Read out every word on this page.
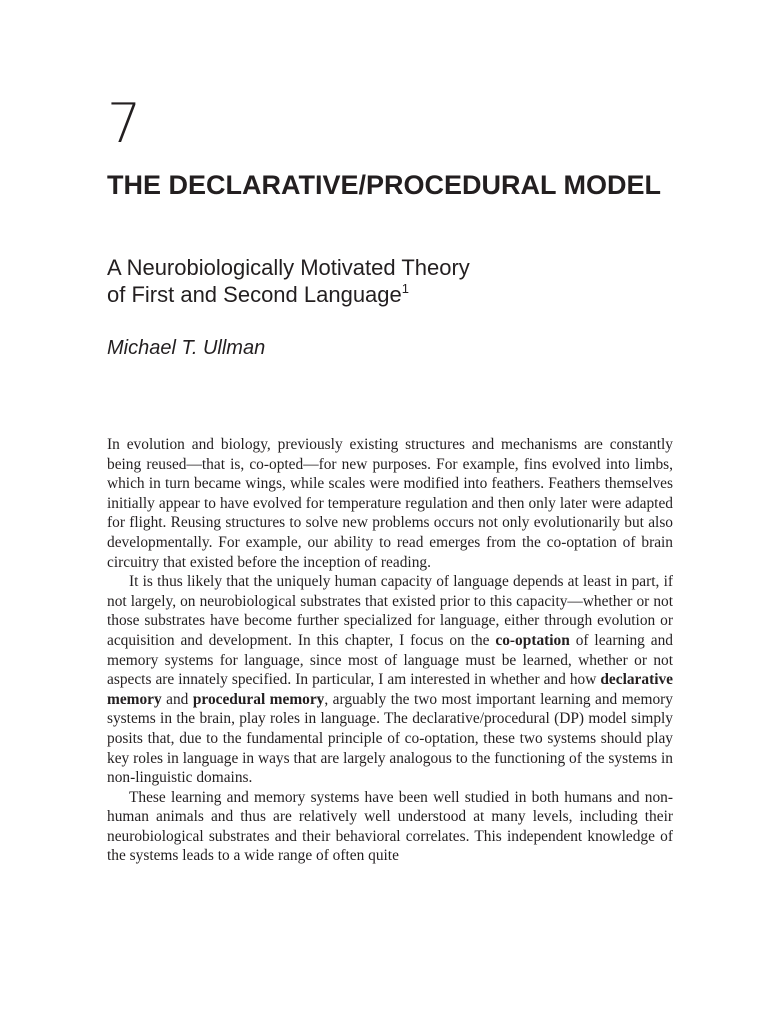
7
THE DECLARATIVE/PROCEDURAL MODEL
A Neurobiologically Motivated Theory
of First and Second Language$^1$
Michael T. Ullman

In evolution and biology, previously existing structures and mechanisms are constantly being reused—that is, co-opted—for new purposes. For example, fins evolved into limbs, which in turn became wings, while scales were modified into feathers. Feathers themselves initially appear to have evolved for temperature regulation and then only later were adapted for flight. Reusing structures to solve new problems occurs not only evolutionarily but also developmentally. For example, our ability to read emerges from the co-optation of brain circuitry that existed before the inception of reading.

It is thus likely that the uniquely human capacity of language depends at least in part, if not largely, on neurobiological substrates that existed prior to this capacity—whether or not those substrates have become further specialized for language, either through evolution or acquisition and development. In this chapter, I focus on the co-optation of learning and memory systems for language, since most of language must be learned, whether or not aspects are innately specified. In particular, I am interested in whether and how declarative memory and procedural memory, arguably the two most important learning and memory systems in the brain, play roles in language. The declarative/procedural (DP) model simply posits that, due to the fundamental principle of co-optation, these two systems should play key roles in language in ways that are largely analogous to the functioning of the systems in non-linguistic domains.

These learning and memory systems have been well studied in both humans and non-human animals and thus are relatively well understood at many levels, including their neurobiological substrates and their behavioral correlates. This independent knowledge of the systems leads to a wide range of often quite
- - - - -
* **Exercise objective**:
In the copy, include no pictures; restate the listing above exactly.

* **Completed task**:
Read out every word on this page.
7
THE DECLARATIVE/PROCEDURAL MODEL
A Neurobiologically Motivated Theory
of First and Second Language$^1$
Michael T. Ullman

In evolution and biology, previously existing structures and mechanisms are constantly being reused—that is, co-opted—for new purposes. For example, fins evolved into limbs, which in turn became wings, while scales were modified into feathers. Feathers themselves initially appear to have evolved for temperature regulation and then only later were adapted for flight. Reusing structures to solve new problems occurs not only evolutionarily but also developmentally. For example, our ability to read emerges from the co-optation of brain circuitry that existed before the inception of reading.

It is thus likely that the uniquely human capacity of language depends at least in part, if not largely, on neurobiological substrates that existed prior to this capacity—whether or not those substrates have become further specialized for language, either through evolution or acquisition and development. In this chapter, I focus on the co-optation of learning and memory systems for language, since most of language must be learned, whether or not aspects are innately specified. In particular, I am interested in whether and how declarative memory and procedural memory, arguably the two most important learning and memory systems in the brain, play roles in language. The declarative/procedural (DP) model simply posits that, due to the fundamental principle of co-optation, these two systems should play key roles in language in ways that are largely analogous to the functioning of the systems in non-linguistic domains.

These learning and memory systems have been well studied in both humans and non-human animals and thus are relatively well understood at many levels, including their neurobiological substrates and their behavioral correlates. This independent knowledge of the systems leads to a wide range of often quite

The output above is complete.